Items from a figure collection
* * * * * * *
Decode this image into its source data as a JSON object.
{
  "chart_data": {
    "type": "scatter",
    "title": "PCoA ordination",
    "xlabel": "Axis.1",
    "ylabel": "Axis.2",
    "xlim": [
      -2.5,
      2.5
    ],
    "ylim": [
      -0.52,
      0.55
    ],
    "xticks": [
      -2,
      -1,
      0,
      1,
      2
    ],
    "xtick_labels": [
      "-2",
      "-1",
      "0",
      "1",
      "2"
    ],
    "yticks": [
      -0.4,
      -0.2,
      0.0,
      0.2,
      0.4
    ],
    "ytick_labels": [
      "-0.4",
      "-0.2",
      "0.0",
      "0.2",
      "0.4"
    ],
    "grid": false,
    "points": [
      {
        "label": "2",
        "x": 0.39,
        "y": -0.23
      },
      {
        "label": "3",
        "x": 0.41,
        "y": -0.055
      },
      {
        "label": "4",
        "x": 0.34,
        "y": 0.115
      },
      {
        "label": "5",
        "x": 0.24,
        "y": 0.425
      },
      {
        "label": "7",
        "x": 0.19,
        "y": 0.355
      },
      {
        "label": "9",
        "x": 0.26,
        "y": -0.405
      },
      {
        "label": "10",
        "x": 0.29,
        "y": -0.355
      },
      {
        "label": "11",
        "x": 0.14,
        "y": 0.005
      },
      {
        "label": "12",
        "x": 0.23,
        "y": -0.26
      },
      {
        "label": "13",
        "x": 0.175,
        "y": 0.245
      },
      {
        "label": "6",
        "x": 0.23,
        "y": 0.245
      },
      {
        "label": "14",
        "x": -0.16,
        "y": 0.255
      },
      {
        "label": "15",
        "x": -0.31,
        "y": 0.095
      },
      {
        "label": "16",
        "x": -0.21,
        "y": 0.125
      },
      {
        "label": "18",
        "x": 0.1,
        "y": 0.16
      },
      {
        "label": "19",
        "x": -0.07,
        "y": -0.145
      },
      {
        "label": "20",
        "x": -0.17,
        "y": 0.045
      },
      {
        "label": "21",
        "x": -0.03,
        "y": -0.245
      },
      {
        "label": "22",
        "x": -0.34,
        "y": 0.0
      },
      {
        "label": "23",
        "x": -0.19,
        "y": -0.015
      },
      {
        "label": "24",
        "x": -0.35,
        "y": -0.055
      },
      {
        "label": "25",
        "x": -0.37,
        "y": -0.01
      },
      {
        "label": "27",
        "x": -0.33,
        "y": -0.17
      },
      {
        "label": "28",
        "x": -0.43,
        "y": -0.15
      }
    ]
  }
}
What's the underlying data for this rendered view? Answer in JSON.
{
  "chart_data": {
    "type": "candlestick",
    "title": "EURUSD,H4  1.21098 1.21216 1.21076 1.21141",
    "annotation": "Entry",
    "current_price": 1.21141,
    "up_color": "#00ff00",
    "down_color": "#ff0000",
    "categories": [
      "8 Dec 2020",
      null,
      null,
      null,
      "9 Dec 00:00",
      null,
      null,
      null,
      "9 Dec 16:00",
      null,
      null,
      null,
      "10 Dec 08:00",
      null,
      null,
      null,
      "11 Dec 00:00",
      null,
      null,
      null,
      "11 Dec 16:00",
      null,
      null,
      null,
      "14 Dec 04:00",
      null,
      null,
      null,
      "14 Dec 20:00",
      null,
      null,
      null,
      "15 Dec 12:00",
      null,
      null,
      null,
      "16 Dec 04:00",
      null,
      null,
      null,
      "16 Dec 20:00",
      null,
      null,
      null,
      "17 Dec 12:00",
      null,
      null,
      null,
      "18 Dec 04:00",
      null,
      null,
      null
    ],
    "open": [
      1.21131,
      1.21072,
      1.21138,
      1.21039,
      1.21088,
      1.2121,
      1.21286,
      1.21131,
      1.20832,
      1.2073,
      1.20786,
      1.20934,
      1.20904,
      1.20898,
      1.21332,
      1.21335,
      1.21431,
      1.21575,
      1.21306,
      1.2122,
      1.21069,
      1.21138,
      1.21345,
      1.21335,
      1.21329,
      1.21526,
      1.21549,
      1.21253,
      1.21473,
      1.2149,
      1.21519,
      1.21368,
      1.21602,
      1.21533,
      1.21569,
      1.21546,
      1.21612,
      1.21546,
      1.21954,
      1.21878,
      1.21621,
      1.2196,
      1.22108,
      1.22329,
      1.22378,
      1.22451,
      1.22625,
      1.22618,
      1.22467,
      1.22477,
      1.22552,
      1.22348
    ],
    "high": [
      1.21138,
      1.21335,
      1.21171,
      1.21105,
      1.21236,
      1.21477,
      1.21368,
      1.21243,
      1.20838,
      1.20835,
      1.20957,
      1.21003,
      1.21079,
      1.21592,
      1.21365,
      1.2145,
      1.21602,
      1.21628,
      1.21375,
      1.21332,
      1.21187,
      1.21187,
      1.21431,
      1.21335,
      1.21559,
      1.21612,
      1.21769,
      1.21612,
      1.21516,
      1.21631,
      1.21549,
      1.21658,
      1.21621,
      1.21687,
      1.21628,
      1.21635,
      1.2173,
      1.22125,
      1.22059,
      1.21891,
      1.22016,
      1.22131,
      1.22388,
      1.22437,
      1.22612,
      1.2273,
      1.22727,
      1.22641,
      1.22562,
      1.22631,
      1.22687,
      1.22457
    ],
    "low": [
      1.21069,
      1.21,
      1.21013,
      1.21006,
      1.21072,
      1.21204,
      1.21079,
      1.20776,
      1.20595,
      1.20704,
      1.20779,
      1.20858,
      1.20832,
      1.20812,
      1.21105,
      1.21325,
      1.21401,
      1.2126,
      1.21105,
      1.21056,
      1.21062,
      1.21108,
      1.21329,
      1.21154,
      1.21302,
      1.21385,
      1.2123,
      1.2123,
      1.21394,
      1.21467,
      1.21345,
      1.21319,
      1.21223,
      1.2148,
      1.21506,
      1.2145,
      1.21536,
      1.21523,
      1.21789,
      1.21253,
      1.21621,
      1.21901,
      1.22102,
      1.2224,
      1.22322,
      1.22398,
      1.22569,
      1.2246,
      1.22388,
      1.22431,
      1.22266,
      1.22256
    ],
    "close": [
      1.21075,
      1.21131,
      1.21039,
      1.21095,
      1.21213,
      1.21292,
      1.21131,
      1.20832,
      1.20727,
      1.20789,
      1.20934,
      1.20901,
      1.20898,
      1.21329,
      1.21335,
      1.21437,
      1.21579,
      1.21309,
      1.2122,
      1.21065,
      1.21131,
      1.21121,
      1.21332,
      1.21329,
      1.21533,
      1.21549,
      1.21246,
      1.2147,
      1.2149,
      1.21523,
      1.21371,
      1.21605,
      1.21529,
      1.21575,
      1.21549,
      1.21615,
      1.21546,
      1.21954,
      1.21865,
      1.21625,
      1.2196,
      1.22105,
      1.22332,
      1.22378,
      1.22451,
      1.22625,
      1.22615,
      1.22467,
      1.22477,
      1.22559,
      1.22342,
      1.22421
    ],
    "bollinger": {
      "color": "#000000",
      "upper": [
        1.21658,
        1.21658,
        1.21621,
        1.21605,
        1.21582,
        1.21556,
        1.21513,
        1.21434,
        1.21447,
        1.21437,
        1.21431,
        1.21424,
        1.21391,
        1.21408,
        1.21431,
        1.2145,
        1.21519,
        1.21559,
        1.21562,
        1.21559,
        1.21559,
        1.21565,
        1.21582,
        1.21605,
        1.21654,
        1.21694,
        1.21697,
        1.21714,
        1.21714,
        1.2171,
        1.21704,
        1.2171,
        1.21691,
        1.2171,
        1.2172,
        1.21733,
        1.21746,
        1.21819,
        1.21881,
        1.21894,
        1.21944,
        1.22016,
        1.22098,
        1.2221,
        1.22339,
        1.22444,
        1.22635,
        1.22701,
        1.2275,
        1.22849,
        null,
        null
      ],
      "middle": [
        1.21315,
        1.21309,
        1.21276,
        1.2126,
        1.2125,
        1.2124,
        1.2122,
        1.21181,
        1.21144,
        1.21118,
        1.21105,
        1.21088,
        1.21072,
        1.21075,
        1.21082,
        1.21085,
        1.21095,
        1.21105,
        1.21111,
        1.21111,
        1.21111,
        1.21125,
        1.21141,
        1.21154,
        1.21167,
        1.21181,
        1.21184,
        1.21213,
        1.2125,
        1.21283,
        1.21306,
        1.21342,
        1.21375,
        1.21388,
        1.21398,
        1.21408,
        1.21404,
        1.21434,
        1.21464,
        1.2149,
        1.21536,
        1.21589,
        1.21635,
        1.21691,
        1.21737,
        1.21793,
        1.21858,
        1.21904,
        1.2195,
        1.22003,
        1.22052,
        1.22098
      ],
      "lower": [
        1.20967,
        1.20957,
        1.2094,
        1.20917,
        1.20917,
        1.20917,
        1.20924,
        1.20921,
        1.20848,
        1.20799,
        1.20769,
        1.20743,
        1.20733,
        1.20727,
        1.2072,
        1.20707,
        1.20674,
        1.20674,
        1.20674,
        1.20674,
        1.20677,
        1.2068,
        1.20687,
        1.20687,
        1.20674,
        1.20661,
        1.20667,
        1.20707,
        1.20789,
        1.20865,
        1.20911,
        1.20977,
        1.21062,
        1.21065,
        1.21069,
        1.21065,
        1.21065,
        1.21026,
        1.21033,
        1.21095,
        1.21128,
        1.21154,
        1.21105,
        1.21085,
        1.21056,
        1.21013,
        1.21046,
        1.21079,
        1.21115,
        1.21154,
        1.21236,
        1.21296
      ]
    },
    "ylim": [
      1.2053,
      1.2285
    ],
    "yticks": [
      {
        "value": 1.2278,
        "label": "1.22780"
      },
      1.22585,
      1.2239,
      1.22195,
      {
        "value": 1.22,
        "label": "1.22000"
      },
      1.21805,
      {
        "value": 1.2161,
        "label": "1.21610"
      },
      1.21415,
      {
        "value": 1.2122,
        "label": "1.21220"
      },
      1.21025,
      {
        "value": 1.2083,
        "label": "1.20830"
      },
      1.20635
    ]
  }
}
* * * * * * *
* Exercise details:
Search the data above for lines holding "title" and copy each of them.

* Completed task:
    "title": "PCoA ordination",
    "title": "EURUSD,H4  1.21098 1.21216 1.21076 1.21141",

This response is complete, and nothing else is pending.